§ **Requirement A**: Copy out the passage on coordinating self-driving vehicles in full, keeping every word and punctuation mark unchanged.

§ **Source excerpt**:
━━━━━━━━━━━━━━━━━━━━

The bottom line is that to get those cars out of the parking lot, you need to write a program, and that program needs structure and a foundation. To go about their business efficiently, self-driving cars, (or other forms of mobile robotics) need to coordinate their movements by communicating and planning ahead. Doing this effectively across a broad range of devices constitutes a huge but necessary challenge, and a chance for interested companies to create standards and otherwise influence a whole new and emerging, yet fundamental platform. To get this right, they will need to develop and test a system whereby autonomous vehicles will resolve conflicting routing intentions in real time and circumvent future conflicts by some method of fair prioritization. Doing this for drones, in full 3D, will be an astronomical challenge, and even coordinating vehicles in open parking lot or warehouse space involves a nearly infinite number of possible paths, not to mention timing. Doing this for rail-based PRT would, perhaps, be the simplest testable starting point, because the vehicles are as elemental is possible, the steering is binary, the rolling surface is smooth and controllable, and the wireless communications are free from interference and distance limitations. A near-perfect laboratory.

━━━━━━━━━━━━━━━━━━━━

§ **Requirement B**: From the records below, reproduce word for word the lines between the one holding "325, 259, 388]" and the one holding "like-subtext: Spread the", inclusive, and nothing else.

━━━━━━━━━━━━━━━━━━━━

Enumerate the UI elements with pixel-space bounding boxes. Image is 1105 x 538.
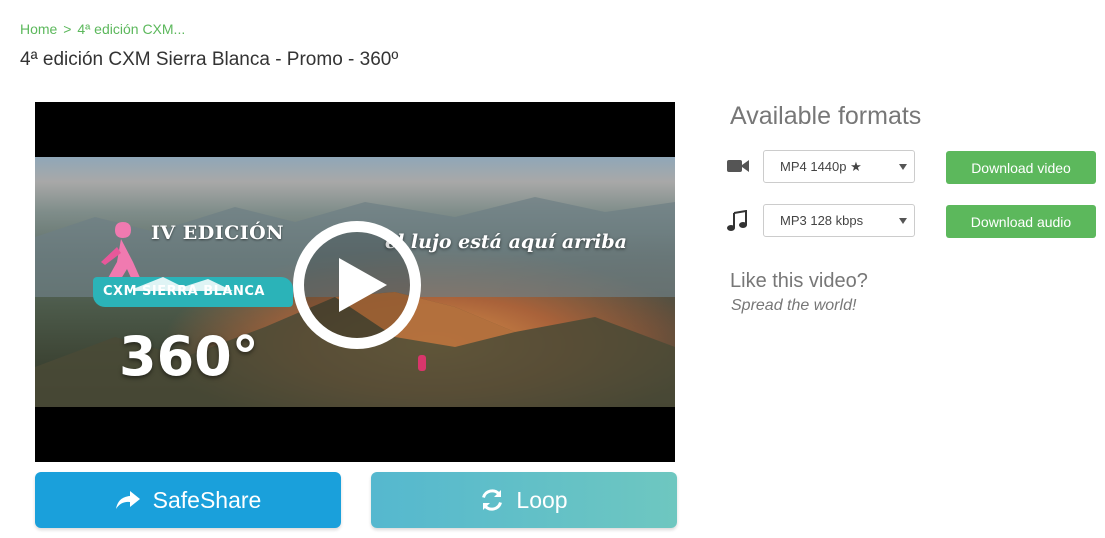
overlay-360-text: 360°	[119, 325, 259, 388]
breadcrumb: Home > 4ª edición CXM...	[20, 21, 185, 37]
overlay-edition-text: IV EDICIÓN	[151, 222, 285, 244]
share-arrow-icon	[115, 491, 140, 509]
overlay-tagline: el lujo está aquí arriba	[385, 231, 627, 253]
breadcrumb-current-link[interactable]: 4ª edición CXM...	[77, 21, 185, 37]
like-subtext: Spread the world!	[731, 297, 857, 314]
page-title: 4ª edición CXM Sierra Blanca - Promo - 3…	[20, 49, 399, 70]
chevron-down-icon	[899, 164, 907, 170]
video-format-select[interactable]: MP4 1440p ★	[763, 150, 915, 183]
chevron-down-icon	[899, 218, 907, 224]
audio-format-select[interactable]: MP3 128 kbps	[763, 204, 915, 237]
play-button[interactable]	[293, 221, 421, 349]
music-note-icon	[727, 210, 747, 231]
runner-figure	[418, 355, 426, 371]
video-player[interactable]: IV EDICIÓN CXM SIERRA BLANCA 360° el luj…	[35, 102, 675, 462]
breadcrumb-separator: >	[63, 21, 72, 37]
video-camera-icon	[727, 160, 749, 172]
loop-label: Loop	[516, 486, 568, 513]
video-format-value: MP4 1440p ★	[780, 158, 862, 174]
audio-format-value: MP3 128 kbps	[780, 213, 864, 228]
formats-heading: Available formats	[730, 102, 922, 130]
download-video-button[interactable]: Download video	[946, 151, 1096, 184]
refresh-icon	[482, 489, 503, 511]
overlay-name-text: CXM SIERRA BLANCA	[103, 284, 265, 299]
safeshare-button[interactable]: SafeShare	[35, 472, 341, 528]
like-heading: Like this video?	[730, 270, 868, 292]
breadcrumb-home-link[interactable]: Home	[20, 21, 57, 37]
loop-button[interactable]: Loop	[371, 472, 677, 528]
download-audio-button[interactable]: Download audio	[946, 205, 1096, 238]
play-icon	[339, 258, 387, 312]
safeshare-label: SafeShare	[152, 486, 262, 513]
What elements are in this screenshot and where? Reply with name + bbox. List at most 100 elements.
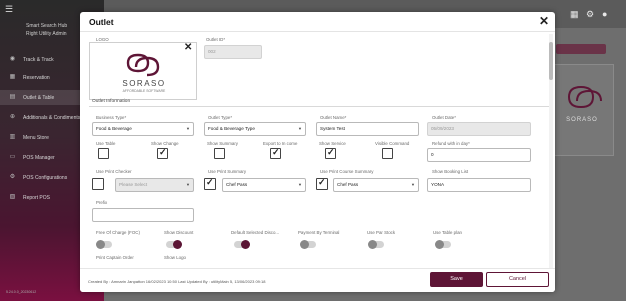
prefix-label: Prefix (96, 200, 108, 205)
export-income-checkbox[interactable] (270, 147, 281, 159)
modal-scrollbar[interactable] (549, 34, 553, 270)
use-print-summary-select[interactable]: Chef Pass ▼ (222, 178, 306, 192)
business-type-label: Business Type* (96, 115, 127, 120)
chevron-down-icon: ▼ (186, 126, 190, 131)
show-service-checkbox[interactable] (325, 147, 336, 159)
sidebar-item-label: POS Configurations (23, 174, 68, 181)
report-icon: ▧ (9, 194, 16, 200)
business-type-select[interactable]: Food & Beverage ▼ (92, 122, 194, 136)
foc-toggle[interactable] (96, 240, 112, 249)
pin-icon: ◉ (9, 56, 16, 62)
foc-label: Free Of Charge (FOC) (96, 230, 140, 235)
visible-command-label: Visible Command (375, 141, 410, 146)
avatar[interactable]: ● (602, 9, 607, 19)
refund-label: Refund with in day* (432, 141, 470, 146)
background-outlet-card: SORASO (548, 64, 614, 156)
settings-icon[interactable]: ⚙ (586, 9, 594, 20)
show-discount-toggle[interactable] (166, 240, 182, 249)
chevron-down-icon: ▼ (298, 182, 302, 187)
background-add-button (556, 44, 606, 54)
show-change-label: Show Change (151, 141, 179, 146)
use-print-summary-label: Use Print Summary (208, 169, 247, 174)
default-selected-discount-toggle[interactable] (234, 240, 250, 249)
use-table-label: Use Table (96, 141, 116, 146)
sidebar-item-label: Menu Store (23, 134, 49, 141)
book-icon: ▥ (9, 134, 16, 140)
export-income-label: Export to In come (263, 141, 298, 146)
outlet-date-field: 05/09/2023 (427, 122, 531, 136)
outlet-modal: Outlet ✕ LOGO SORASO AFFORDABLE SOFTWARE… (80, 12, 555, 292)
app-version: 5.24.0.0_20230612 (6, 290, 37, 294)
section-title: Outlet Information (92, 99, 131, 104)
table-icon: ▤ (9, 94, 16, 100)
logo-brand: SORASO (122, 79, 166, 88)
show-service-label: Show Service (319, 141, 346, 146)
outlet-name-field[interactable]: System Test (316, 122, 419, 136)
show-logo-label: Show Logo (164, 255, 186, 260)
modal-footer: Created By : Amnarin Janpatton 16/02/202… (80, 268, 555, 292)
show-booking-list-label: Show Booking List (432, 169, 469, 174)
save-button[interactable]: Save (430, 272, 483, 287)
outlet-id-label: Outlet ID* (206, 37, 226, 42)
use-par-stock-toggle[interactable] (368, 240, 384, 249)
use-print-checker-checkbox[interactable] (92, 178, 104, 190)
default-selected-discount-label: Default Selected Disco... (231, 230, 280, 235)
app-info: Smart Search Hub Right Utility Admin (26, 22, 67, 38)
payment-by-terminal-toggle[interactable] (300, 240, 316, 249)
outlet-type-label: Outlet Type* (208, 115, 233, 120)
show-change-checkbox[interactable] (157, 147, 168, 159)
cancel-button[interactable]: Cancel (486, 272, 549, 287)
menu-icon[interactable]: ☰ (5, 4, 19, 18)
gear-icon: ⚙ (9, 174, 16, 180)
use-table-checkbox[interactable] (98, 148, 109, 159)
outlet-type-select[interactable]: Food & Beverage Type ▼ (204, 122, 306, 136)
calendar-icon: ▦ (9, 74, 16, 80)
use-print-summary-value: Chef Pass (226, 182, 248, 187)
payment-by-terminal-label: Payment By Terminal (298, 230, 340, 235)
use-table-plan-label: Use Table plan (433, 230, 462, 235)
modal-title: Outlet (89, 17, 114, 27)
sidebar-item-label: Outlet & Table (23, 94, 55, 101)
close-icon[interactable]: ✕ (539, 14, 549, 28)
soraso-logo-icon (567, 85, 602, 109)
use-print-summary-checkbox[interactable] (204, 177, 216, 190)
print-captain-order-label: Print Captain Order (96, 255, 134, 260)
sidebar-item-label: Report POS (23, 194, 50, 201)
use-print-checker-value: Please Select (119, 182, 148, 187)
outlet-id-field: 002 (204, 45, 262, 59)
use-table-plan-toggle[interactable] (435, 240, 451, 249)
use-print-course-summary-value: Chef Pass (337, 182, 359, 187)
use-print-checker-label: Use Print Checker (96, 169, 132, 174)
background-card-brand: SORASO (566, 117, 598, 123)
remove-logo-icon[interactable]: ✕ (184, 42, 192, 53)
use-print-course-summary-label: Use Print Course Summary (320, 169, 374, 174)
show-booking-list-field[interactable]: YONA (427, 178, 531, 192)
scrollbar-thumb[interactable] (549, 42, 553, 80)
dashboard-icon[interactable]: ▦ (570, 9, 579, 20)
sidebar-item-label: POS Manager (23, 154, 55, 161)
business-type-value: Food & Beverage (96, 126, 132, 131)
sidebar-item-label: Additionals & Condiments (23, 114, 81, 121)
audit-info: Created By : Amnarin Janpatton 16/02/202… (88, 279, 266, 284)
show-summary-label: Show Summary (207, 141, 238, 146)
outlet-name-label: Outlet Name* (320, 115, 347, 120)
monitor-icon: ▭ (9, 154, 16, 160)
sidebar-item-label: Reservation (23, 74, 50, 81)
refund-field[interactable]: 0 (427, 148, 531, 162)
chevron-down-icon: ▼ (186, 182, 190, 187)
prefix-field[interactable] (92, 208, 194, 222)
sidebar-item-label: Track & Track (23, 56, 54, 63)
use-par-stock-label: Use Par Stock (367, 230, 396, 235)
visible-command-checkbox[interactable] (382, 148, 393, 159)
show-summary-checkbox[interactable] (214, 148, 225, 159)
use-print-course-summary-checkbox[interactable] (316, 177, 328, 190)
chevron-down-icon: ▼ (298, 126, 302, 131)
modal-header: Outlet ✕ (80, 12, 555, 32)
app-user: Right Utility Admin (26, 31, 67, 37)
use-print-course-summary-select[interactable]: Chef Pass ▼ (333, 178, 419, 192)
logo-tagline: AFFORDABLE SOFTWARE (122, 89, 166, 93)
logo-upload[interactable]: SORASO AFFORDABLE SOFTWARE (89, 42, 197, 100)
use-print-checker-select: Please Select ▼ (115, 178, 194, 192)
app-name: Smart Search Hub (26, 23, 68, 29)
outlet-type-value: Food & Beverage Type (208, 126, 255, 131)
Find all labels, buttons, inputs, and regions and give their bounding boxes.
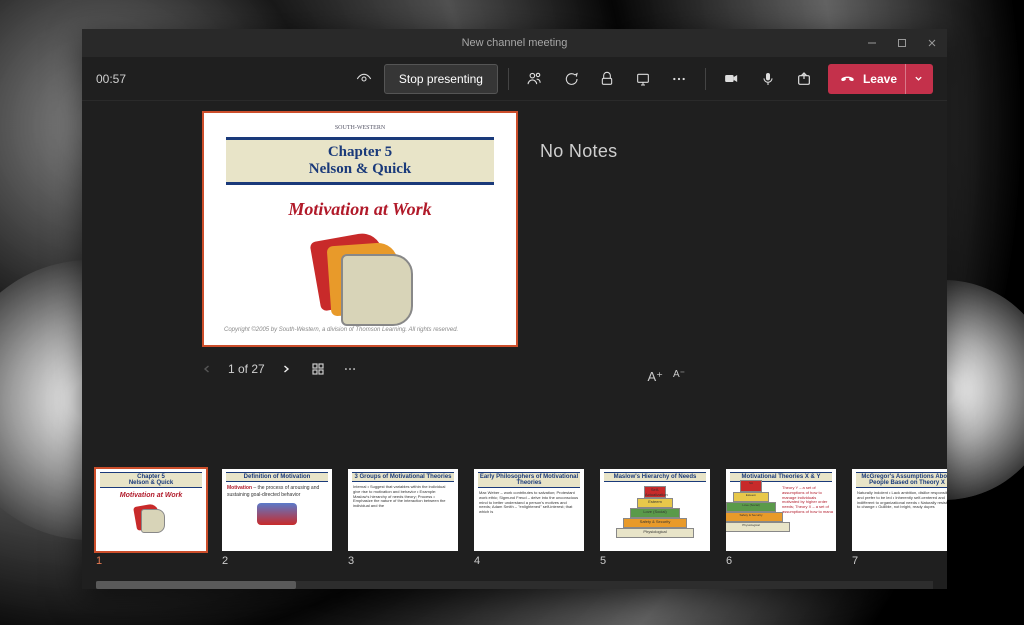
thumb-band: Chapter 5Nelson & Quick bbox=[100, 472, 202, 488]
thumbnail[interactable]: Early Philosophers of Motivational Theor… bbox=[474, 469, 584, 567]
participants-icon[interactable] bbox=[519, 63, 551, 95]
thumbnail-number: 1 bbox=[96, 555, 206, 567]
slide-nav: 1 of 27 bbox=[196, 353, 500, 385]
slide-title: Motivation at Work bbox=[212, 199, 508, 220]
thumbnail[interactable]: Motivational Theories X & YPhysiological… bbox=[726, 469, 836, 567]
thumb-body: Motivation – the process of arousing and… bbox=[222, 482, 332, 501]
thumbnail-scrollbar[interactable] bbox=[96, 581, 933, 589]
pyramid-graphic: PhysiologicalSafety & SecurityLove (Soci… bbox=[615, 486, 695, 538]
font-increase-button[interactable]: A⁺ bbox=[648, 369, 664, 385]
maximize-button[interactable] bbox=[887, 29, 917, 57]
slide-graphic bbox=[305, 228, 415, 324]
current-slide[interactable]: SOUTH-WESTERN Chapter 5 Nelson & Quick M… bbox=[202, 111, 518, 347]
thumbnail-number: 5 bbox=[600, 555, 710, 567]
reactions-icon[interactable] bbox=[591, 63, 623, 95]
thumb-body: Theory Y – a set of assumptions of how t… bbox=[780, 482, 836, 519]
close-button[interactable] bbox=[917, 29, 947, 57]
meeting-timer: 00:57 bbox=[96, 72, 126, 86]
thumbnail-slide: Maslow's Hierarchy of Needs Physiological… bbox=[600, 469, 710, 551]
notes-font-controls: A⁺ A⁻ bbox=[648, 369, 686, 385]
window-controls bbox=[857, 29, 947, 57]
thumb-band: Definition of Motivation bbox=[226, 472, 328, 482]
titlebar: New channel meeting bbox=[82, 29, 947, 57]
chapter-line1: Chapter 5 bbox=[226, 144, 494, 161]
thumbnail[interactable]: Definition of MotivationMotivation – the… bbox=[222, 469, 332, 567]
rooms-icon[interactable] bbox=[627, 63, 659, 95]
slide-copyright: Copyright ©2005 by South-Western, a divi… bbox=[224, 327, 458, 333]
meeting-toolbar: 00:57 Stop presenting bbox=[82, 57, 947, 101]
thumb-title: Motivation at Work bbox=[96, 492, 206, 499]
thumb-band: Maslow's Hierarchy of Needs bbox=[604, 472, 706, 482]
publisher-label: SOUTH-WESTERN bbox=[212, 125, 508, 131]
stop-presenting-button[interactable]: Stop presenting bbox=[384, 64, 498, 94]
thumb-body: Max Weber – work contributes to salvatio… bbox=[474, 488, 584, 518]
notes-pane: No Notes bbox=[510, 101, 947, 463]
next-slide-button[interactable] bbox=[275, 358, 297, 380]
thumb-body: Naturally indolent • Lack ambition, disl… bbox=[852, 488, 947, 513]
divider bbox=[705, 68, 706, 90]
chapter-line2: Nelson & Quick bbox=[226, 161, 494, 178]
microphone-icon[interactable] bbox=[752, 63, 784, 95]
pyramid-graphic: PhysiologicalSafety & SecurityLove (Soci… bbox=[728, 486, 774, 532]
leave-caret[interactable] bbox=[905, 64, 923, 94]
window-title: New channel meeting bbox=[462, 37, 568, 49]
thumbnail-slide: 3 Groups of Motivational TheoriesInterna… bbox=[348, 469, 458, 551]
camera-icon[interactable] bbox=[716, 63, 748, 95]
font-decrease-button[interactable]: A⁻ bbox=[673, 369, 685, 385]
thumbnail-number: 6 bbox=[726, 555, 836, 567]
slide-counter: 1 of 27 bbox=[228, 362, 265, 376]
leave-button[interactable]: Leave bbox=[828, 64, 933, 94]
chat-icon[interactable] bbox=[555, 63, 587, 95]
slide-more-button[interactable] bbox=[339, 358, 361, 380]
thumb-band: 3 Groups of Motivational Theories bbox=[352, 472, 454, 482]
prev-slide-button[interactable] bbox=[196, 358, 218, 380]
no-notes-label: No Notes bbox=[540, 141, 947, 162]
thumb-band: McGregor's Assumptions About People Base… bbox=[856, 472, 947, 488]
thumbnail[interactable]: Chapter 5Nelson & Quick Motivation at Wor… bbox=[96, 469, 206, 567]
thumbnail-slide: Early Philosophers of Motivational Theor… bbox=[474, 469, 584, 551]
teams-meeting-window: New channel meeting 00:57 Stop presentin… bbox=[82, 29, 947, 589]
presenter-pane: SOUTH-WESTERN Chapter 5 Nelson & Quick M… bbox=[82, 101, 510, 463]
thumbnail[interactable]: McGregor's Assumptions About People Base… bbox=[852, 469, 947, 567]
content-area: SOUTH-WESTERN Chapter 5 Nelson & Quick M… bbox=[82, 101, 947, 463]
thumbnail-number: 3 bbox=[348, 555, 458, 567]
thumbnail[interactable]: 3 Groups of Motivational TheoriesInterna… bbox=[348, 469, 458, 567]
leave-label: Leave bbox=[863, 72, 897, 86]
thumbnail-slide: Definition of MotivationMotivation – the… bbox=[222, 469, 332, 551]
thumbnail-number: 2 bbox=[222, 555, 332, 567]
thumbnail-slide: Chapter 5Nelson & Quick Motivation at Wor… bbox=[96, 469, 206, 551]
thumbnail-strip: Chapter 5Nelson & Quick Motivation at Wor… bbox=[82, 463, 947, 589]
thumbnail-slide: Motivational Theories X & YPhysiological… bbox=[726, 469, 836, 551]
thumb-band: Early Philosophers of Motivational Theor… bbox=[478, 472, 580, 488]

━━━━━━━━━━━━━━━━━━━━

§ **Exercise result A**:
The bottom line is that to get those cars out of the parking lot, you need to write a program, and that program needs structure and a foundation. To go about their business efficiently, self-driving cars, (or other forms of mobile robotics) need to coordinate their movements by communicating and planning ahead. Doing this effectively across a broad range of devices constitutes a huge but necessary challenge, and a chance for interested companies to create standards and otherwise influence a whole new and emerging, yet fundamental platform. To get this right, they will need to develop and test a system whereby autonomous vehicles will resolve conflicting routing intentions in real time and circumvent future conflicts by some method of fair prioritization. Doing this for drones, in full 3D, will be an astronomical challenge, and even coordinating vehicles in open parking lot or warehouse space involves a nearly infinite number of possible paths, not to mention timing. Doing this for rail-based PRT would, perhaps, be the simplest testable starting point, because the vehicles are as elemental is possible, the steering is binary, the rolling surface is smooth and controllable, and the wireless communications are free from interference and distance limitations. A near-perfect laboratory.

§ **Exercise result B**:
overlay-360-text: 360°	[119, 325, 259, 388]
breadcrumb: Home > 4ª edición CXM...	[20, 21, 185, 37]
overlay-edition-text: IV EDICIÓN	[151, 222, 285, 244]
share-arrow-icon	[115, 491, 140, 509]
overlay-tagline: el lujo está aquí arriba	[385, 231, 627, 253]
breadcrumb-current-link[interactable]: 4ª edición CXM...	[77, 21, 185, 37]
like-subtext: Spread the world!	[731, 297, 857, 314]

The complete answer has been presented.